▶ [Task statement]: Send back the records in full, character for character.

▶ [Records for this exercise]:

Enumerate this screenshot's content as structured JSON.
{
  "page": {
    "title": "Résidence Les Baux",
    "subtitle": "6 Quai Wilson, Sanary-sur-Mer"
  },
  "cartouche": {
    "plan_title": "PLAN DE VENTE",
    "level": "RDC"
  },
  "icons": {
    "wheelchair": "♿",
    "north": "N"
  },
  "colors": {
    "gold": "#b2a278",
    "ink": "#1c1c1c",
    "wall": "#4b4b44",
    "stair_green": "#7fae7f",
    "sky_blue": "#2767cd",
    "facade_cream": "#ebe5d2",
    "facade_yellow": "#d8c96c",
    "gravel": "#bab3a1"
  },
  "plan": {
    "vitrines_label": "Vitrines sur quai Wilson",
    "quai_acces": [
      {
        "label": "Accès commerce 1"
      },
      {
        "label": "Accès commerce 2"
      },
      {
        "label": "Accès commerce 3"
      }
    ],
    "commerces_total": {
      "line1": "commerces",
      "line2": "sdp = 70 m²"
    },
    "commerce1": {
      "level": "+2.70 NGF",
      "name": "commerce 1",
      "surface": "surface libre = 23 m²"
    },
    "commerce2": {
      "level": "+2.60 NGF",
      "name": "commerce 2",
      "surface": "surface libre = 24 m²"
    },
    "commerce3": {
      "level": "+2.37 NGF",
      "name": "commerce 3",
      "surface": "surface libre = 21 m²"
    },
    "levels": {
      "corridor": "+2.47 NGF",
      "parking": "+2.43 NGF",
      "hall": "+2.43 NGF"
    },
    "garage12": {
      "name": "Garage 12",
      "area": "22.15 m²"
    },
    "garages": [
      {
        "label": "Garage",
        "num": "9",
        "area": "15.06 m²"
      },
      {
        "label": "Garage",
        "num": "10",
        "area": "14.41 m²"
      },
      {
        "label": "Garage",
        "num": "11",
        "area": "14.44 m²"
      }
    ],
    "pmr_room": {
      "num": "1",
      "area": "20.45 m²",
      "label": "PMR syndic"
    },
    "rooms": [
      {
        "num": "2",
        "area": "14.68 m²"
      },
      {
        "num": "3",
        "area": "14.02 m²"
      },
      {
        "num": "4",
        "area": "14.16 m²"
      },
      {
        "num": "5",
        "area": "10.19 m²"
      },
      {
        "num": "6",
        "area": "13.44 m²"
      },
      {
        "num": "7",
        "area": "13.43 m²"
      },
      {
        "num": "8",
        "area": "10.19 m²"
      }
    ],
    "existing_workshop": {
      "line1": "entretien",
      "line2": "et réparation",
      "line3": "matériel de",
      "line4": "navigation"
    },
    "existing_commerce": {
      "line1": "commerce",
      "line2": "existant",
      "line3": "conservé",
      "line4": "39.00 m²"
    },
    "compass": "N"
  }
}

▶ [Solved problem]:
Enumerate this screenshot's content as structured JSON.
{
  "page": {
    "title": "Résidence Les Baux",
    "subtitle": "6 Quai Wilson, Sanary-sur-Mer"
  },
  "cartouche": {
    "plan_title": "PLAN DE VENTE",
    "level": "RDC"
  },
  "icons": {
    "wheelchair": "♿",
    "north": "N"
  },
  "colors": {
    "gold": "#b2a278",
    "ink": "#1c1c1c",
    "wall": "#4b4b44",
    "stair_green": "#7fae7f",
    "sky_blue": "#2767cd",
    "facade_cream": "#ebe5d2",
    "facade_yellow": "#d8c96c",
    "gravel": "#bab3a1"
  },
  "plan": {
    "vitrines_label": "Vitrines sur quai Wilson",
    "quai_acces": [
      {
        "label": "Accès commerce 1"
      },
      {
        "label": "Accès commerce 2"
      },
      {
        "label": "Accès commerce 3"
      }
    ],
    "commerces_total": {
      "line1": "commerces",
      "line2": "sdp = 70 m²"
    },
    "commerce1": {
      "level": "+2.70 NGF",
      "name": "commerce 1",
      "surface": "surface libre = 23 m²"
    },
    "commerce2": {
      "level": "+2.60 NGF",
      "name": "commerce 2",
      "surface": "surface libre = 24 m²"
    },
    "commerce3": {
      "level": "+2.37 NGF",
      "name": "commerce 3",
      "surface": "surface libre = 21 m²"
    },
    "levels": {
      "corridor": "+2.47 NGF",
      "parking": "+2.43 NGF",
      "hall": "+2.43 NGF"
    },
    "garage12": {
      "name": "Garage 12",
      "area": "22.15 m²"
    },
    "garages": [
      {
        "label": "Garage",
        "num": "9",
        "area": "15.06 m²"
      },
      {
        "label": "Garage",
        "num": "10",
        "area": "14.41 m²"
      },
      {
        "label": "Garage",
        "num": "11",
        "area": "14.44 m²"
      }
    ],
    "pmr_room": {
      "num": "1",
      "area": "20.45 m²",
      "label": "PMR syndic"
    },
    "rooms": [
      {
        "num": "2",
        "area": "14.68 m²"
      },
      {
        "num": "3",
        "area": "14.02 m²"
      },
      {
        "num": "4",
        "area": "14.16 m²"
      },
      {
        "num": "5",
        "area": "10.19 m²"
      },
      {
        "num": "6",
        "area": "13.44 m²"
      },
      {
        "num": "7",
        "area": "13.43 m²"
      },
      {
        "num": "8",
        "area": "10.19 m²"
      }
    ],
    "existing_workshop": {
      "line1": "entretien",
      "line2": "et réparation",
      "line3": "matériel de",
      "line4": "navigation"
    },
    "existing_commerce": {
      "line1": "commerce",
      "line2": "existant",
      "line3": "conservé",
      "line4": "39.00 m²"
    },
    "compass": "N"
  }
}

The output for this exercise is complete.